--- start EXCERPT ---
The Saifr sponsored whitepaper—From Caution to Action: How Advisory Firms are Integrating AI in Compliance—published in November, explored a number of key themes surrounding the adoption of generative AI (GenAI) enabled technologies for compliance by advisors and wealth management companies. We recently covered the theme of in-house versus vendor supplied solutions in an interview with Saifr CEO and Co-founder, Vall Herard.
Another survey topic examined survey participants attitudes and enthusiasm for AI in compliance and to dig deeper into this aspect of the survey, RegTech Insight interviewed Jon Elvin, Strategic Risk Advisor at Saifr. With over 30 years of experience in compliance, risk management, AML, BSA, and sanctions, Jon is uniquely positioned to share insights on this topic.
RegTech Insight: Having looked at the report, I understand there was one bar chart that stood out indicating that several of the seventeen survey participants responded with a wait-and-see attitude towards adoption so, perhaps we could start there?
Jon Elvin: I was surprised to see so many people hesitant to move forward and really taking a wait-and-see approach. In financial services, particularly with heavy regulatory compliance implications, like anti-money laundering, risk, and reputation, there are two trains of thought.
On the business side—business generation, how can you use AI to understand more about customers? How can you bring more products and services, more insights to the forefront that become actionable?
--- end EXCERPT ---
--- start MATERIAL SUPPLIED ---
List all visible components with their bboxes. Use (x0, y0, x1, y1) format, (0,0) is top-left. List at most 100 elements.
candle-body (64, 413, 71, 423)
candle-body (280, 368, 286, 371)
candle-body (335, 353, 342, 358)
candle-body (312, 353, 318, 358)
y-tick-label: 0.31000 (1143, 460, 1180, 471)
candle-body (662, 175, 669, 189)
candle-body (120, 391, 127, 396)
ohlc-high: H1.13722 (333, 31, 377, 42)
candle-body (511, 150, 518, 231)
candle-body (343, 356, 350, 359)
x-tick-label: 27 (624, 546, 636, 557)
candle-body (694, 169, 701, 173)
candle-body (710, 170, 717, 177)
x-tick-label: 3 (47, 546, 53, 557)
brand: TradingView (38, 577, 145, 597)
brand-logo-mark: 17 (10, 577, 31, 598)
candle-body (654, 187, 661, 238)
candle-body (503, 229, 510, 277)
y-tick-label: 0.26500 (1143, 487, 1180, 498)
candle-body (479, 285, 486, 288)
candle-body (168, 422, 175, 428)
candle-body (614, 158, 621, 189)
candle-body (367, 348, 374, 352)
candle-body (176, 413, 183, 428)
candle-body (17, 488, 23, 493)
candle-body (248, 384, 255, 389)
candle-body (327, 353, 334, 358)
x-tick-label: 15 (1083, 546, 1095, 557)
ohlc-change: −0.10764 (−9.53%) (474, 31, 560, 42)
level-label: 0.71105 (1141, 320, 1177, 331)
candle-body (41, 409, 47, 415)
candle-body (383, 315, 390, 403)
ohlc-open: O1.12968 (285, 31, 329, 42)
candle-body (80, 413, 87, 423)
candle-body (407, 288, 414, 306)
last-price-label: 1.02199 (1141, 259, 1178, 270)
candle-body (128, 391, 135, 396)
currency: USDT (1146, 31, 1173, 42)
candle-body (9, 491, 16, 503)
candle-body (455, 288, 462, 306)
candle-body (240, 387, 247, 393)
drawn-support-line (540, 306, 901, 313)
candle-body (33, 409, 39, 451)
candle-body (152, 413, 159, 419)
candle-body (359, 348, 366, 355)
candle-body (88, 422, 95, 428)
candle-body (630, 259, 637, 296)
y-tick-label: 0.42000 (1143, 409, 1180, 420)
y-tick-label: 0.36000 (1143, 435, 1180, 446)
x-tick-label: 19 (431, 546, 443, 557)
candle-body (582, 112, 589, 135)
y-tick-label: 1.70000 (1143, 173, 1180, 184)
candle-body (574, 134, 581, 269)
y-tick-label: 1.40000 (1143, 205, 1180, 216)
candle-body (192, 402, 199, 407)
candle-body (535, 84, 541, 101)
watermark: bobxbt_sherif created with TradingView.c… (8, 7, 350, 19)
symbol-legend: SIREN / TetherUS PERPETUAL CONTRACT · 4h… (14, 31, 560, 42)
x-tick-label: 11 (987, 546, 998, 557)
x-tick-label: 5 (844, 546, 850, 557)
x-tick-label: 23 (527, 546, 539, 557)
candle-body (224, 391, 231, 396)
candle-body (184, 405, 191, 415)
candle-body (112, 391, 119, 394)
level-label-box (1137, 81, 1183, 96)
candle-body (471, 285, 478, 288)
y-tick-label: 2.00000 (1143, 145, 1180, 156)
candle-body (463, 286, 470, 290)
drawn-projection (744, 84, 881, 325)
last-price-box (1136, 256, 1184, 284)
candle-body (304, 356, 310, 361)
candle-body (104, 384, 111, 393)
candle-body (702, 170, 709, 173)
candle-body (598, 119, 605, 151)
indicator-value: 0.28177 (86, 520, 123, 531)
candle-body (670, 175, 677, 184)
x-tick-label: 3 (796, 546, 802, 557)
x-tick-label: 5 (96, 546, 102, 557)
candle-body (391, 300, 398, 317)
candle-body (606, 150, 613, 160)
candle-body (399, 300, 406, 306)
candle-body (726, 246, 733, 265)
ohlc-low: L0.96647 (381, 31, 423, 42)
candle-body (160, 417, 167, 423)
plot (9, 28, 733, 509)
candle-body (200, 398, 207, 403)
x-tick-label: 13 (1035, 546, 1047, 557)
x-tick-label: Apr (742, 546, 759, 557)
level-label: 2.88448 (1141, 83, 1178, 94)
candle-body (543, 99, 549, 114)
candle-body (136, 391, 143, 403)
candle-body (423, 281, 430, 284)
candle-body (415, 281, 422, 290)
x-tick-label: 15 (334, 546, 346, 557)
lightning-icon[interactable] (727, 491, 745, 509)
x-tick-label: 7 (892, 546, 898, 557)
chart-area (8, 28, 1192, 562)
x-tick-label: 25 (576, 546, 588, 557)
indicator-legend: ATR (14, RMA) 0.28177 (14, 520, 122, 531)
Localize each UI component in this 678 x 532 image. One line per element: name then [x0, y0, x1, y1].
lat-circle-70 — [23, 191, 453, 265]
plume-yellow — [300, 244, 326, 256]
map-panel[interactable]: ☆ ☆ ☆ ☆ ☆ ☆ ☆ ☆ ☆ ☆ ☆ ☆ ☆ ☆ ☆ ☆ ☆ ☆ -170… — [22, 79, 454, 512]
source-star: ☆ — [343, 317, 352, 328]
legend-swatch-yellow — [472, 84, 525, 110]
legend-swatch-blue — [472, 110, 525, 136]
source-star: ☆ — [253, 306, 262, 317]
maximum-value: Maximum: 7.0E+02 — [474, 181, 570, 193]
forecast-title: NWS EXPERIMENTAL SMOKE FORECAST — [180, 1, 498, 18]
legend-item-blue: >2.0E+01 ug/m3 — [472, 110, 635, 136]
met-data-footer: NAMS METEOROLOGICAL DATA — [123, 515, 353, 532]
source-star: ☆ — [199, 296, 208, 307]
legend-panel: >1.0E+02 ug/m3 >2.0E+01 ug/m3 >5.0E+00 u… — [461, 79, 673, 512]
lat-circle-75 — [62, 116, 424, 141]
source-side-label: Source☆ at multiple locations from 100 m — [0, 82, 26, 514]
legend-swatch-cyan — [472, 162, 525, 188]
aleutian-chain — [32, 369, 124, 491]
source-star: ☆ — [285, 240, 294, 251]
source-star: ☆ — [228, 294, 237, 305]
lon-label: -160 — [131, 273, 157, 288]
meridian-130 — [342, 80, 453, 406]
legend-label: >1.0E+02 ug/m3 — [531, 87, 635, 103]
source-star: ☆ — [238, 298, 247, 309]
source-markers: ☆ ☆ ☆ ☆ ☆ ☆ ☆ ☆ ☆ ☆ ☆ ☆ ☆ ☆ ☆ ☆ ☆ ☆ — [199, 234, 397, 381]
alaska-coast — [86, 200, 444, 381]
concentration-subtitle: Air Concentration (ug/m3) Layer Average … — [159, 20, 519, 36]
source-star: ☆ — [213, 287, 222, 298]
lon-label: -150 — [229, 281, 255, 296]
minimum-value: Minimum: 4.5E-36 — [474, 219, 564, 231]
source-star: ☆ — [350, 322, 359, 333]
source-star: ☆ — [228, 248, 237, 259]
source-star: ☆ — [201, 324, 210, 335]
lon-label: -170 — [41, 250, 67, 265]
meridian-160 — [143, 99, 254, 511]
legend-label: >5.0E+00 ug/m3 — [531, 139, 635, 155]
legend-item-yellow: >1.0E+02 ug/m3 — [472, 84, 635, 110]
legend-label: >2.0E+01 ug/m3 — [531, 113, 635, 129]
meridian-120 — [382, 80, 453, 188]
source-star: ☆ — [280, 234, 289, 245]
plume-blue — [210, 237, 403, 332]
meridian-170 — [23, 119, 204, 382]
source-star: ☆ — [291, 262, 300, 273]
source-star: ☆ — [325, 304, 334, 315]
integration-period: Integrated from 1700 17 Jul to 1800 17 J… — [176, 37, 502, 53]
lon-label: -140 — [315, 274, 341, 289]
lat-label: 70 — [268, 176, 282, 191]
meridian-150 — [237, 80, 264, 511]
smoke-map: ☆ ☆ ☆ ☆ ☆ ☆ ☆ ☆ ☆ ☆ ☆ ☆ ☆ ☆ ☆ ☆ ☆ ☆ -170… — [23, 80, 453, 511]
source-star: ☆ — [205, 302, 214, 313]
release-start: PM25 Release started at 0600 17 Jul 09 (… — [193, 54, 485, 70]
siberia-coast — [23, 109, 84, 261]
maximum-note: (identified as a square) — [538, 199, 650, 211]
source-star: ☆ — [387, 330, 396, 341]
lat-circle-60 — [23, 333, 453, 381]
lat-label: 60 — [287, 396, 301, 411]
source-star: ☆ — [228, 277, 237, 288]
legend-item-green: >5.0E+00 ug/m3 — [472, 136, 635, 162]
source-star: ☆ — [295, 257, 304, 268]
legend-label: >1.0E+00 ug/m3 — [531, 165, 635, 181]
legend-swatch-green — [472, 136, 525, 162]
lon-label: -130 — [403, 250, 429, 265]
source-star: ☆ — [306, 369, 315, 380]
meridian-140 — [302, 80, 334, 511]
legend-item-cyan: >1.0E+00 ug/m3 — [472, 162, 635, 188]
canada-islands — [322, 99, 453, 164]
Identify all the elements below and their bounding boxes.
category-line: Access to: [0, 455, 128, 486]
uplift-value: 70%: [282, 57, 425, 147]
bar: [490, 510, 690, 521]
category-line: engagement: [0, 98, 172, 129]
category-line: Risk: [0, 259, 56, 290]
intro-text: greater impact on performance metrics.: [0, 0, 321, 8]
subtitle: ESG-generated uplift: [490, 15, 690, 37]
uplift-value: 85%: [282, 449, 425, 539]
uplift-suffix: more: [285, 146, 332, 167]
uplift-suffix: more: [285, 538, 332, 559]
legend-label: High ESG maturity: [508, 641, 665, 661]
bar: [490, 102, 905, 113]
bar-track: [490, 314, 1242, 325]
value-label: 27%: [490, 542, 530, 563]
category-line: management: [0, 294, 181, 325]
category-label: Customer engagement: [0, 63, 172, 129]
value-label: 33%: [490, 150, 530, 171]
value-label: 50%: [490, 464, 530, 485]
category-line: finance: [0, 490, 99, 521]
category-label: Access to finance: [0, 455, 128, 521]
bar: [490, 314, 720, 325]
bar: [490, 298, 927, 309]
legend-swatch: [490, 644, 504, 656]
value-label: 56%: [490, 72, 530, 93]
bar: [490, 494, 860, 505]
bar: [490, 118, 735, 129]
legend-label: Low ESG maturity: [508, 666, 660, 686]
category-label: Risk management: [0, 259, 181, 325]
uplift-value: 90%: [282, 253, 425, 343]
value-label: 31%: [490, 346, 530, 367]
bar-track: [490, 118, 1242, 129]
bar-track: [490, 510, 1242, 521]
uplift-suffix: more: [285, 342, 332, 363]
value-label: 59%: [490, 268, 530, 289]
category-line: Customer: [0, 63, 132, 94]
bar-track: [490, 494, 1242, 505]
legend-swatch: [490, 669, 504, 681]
--- end MATERIAL SUPPLIED ---
§ SET TASKS:
• a. In the interview, how many years of experience does Jon Elvin have in compliance, risk management, AML, BSA, and sanctions?
• b. Copy the listing line for line, starting at its first line and stopping after the line that contains "candle-body (312, 353, 318, 358)".
The interview and the listing are unrelated to each other.

§ FINAL ANSWERS:
• a. Over 30 years.

• b.
List all visible components with their bboxes. Use (x0, y0, x1, y1) format, (0,0) is top-left. List at most 100 elements.
candle-body (64, 413, 71, 423)
candle-body (280, 368, 286, 371)
candle-body (335, 353, 342, 358)
candle-body (312, 353, 318, 358)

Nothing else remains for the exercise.